## WORK INSTRUCTIONS
According to the blog post on presidential signing statements, why did the Court in Landgraf v. USI Film Prods. decline to give effect to the President's understanding? Answer in one to three sentences.

Tuesday, March 10, 2009

Arlen Is Correct

The Obama administration portrayed its approach [to presidential signing statements] as a major departure from that of Mr. Bush. But Senator Arlen Specter of Pennsylvania, the ranking Republican on the Senate Judiciary Committee, disagreed, saying Mr. Obama was “wrong” to embrace the view that signing statements can be constitutionally legitimate.
“I think the Constitution is explicit as to how you handle these situations, and if the president thinks something is unconstitutional, then he ought to veto it,” said Mr. Specter, an outspoken critic of Mr. Bush’s signing statements.
He called the practice a “dodge” and “a disregard for the separation of powers and co-equal branches of government.”
“It’s just insulting,” Mr. Specter said, “and there is no reason why we can’t follow the Constitution even if it takes a few days more.”


Here, here.

4 Comments:

Anonymous Anonymous said...

I've only followed this issue from the headlines- has a signing statement ever been held to hold the force of law? Does it represent anything more than a President's opinion on the likely constitutionality of a law. If the executive branch violates a duly enacted law, aren't there judicial remedies available? (I admit this is more problematic if the executive branch ignores or refuses to enforce a law, but having limited resources, isn't that a chance we always take with new laws?)

7:48 AM, March 10, 2009  
Blogger QueensGuy said...

If the executive branch violates a duly enacted law, aren't there judicial remedies available?

A private right of action surely should exist if that violation (or failure to act) affected your rights. The only litigated cases where the signing statement claimed unconstitutionality &/or unenforceability that I'm aware of are:

Landgraf v. USI Film Prods., 511 U.S. 244, 255-56 (1994) (President attached a statement to his veto of legislation interpreting the retroactivity of the Civil Rights Act. Upon review of subsequent amended legislation, the Court refused to give effect to the President's understanding because it was unclear where the compromise had been struck among competing congressional interpretations)

Petitti v. New Eng. Tel. & Tel., No. 89-3951, 1992 WL 359643, at *2-3 (D. Mass. Nov. 16, 1992) (refusing to rule in favor of the President's interpretation of retroactivity on the basis that a compromise bill excluded a provision which the President had cited in a signing statement as the reason for his veto of the earlier bill)

## DATASET
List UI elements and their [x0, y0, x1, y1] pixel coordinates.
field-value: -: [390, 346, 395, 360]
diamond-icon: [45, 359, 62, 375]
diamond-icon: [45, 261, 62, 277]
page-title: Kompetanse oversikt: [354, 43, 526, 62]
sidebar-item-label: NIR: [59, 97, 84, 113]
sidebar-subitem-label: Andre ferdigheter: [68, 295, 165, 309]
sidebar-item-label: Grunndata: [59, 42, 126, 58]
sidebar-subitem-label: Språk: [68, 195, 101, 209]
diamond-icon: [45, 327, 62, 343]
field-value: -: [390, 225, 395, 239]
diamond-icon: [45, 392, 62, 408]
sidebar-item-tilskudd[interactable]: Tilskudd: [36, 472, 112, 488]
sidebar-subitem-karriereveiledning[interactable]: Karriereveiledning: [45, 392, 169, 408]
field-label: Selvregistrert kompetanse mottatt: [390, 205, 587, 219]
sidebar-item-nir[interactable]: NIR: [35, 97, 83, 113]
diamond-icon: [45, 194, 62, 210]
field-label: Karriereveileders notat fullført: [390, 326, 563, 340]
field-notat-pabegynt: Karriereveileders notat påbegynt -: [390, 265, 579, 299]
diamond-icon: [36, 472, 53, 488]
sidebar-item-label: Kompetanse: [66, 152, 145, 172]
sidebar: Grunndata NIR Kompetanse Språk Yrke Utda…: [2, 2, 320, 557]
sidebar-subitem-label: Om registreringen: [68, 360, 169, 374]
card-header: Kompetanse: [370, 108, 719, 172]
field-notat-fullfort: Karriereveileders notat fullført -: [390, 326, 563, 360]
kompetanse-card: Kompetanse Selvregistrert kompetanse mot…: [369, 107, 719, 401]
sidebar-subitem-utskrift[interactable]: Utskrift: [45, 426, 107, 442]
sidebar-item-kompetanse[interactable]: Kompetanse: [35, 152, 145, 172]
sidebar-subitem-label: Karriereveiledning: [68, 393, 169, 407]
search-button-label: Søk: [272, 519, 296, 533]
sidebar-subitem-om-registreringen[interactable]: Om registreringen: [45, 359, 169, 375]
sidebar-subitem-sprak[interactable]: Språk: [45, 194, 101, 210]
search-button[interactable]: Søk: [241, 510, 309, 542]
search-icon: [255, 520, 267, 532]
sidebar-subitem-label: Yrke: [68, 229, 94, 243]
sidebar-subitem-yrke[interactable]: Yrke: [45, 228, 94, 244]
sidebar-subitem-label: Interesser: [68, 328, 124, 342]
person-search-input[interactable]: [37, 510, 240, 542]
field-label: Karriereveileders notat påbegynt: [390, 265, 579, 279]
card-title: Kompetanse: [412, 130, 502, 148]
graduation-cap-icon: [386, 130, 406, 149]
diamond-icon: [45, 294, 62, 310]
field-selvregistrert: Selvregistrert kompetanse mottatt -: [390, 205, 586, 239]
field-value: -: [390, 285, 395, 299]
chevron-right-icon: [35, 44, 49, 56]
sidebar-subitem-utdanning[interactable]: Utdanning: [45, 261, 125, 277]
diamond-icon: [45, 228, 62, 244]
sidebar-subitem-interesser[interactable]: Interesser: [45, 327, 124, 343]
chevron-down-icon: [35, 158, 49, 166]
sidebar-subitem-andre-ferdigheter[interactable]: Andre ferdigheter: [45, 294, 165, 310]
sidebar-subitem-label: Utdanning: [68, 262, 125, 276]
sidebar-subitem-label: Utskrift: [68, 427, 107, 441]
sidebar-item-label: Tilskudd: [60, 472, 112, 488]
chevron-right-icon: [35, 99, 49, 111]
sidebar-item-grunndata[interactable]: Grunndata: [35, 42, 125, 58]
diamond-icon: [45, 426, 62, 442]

## OUTPUT
When the Court reviewed the later amended legislation, it was unclear where the compromise had been struck among competing congressional interpretations. For that reason, the Court would not give effect to the President's understanding.